■ Work instructions ■
Pull out all lines from the listing below in which the word "两个确立" appears.

(Stored records)

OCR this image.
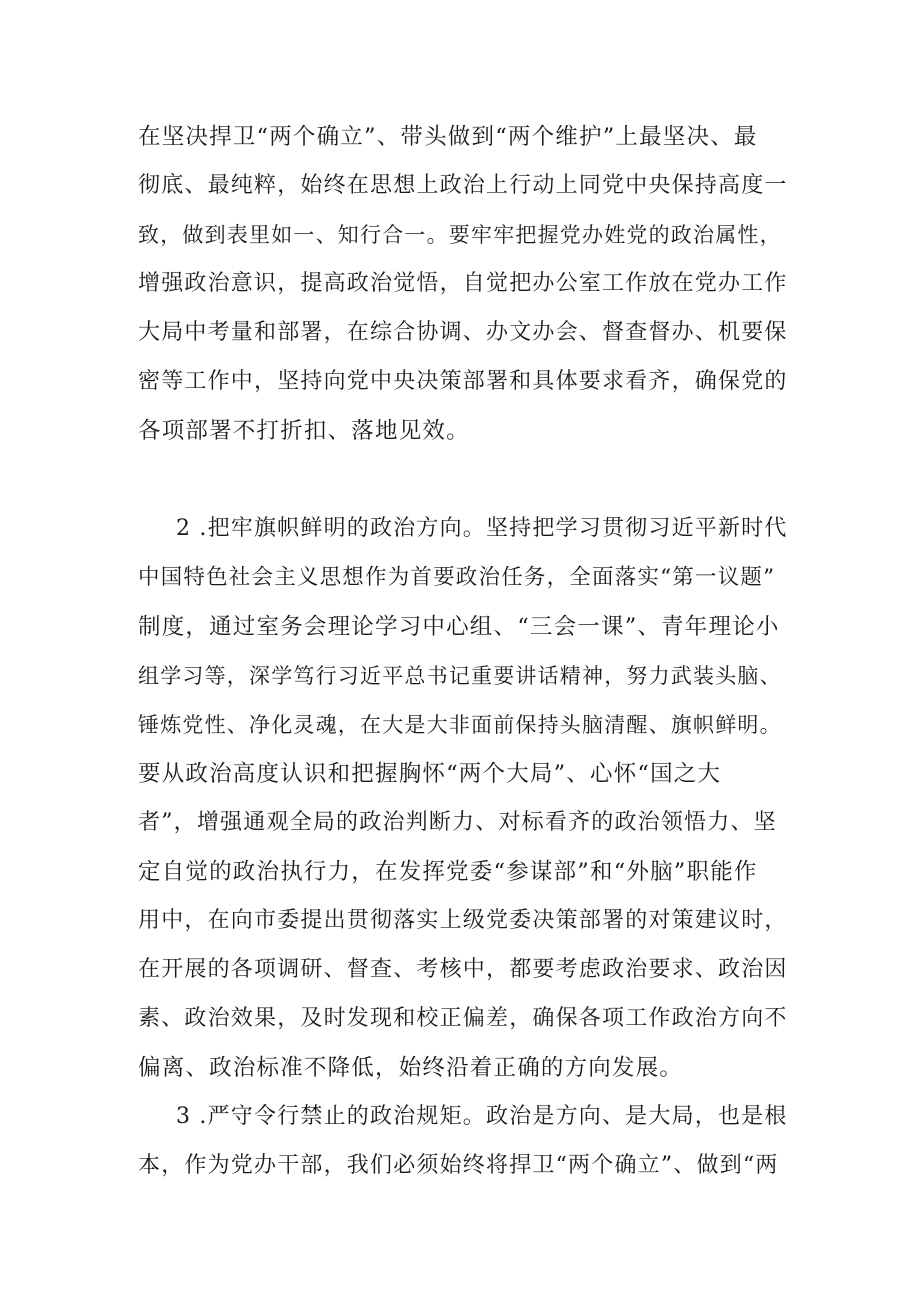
在坚决捍卫“两个确立”、带头做到“两个维护”上最坚决、最
彻底、最纯粹，始终在思想上政治上行动上同党中央保持高度一
致，做到表里如一、知行合一。要牢牢把握党办姓党的政治属性，
增强政治意识，提高政治觉悟，自觉把办公室工作放在党办工作
大局中考量和部署，在综合协调、办文办会、督查督办、机要保
密等工作中，坚持向党中央决策部署和具体要求看齐，确保党的
各项部署不打折扣、落地见效。
2 .把牢旗帜鲜明的政治方向。坚持把学习贯彻习近平新时代
中国特色社会主义思想作为首要政治任务，全面落实“第一议题”
制度，通过室务会理论学习中心组、“三会一课”、青年理论小
组学习等，深学笃行习近平总书记重要讲话精神，努力武装头脑、
锤炼党性、净化灵魂，在大是大非面前保持头脑清醒、旗帜鲜明。
要从政治高度认识和把握胸怀“两个大局”、心怀“国之大
者”，增强通观全局的政治判断力、对标看齐的政治领悟力、坚
定自觉的政治执行力，在发挥党委“参谋部”和“外脑”职能作
用中，在向市委提出贯彻落实上级党委决策部署的对策建议时，
在开展的各项调研、督查、考核中，都要考虑政治要求、政治因
素、政治效果，及时发现和校正偏差，确保各项工作政治方向不
偏离、政治标准不降低，始终沿着正确的方向发展。
3 .严守令行禁止的政治规矩。政治是方向、是大局，也是根
本，作为党办干部，我们必须始终将捍卫“两个确立”、做到“两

■ The solution ■
在坚决捍卫“两个确立”、带头做到“两个维护”上最坚决、最
本，作为党办干部，我们必须始终将捍卫“两个确立”、做到“两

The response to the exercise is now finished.